* Start Data shown *

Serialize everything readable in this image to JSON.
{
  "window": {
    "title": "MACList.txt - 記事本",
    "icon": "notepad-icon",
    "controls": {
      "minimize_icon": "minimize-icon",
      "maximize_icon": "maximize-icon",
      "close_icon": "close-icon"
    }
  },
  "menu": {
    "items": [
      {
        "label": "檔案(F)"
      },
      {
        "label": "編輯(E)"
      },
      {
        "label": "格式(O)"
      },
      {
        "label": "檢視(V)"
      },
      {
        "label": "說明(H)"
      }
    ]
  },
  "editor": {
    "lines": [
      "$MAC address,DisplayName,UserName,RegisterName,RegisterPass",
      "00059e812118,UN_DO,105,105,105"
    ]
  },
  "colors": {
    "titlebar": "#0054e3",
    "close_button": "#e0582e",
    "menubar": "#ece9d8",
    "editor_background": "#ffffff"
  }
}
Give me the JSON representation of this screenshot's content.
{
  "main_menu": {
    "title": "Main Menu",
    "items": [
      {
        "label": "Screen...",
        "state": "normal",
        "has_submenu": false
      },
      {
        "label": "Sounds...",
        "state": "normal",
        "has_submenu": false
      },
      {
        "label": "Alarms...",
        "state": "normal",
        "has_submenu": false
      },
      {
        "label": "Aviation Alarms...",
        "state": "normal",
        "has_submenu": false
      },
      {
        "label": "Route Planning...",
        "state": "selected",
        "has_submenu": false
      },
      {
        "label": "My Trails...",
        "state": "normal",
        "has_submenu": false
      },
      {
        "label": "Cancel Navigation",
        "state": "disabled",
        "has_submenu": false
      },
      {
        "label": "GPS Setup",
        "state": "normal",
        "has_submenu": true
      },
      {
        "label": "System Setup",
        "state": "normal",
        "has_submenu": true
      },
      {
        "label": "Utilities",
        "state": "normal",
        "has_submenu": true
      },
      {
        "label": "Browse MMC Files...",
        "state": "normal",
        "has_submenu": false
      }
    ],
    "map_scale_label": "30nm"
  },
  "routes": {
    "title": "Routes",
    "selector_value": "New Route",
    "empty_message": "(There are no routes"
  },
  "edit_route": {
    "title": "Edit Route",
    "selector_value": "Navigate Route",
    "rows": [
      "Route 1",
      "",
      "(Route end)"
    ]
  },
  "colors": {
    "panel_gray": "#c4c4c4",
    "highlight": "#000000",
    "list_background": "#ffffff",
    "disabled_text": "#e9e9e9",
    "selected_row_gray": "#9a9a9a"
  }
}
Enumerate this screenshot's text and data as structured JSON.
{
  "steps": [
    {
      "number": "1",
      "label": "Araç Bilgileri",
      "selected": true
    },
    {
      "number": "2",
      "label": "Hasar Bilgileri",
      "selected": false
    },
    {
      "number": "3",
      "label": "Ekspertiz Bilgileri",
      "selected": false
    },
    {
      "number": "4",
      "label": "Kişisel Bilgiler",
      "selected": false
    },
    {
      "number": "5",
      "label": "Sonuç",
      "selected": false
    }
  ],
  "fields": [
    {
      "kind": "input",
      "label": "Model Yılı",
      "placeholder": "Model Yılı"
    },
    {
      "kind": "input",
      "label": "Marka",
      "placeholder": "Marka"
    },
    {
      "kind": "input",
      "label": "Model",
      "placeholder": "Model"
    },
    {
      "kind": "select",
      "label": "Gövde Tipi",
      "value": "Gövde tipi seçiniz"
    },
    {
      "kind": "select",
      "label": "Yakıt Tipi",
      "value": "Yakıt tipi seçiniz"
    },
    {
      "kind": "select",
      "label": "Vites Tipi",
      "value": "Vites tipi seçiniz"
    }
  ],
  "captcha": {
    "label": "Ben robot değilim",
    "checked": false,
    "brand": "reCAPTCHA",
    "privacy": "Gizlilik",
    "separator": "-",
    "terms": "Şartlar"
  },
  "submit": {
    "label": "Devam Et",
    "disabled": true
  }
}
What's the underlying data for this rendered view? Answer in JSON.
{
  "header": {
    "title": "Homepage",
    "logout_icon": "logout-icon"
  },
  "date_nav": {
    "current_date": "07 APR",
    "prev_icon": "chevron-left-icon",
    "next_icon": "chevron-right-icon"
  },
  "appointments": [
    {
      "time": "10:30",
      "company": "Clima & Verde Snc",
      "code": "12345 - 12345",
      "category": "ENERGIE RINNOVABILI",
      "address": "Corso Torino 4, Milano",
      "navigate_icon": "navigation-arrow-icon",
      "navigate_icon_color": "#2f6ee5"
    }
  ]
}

* End Data shown *

• **Challenge**:
Make a list of all lines in the data that contain "this".

• **Reply to the task**:
Serialize everything readable in this image to JSON.
Give me the JSON representation of this screenshot's content.
Enumerate this screenshot's text and data as structured JSON.
What's the underlying data for this rendered view? Answer in JSON.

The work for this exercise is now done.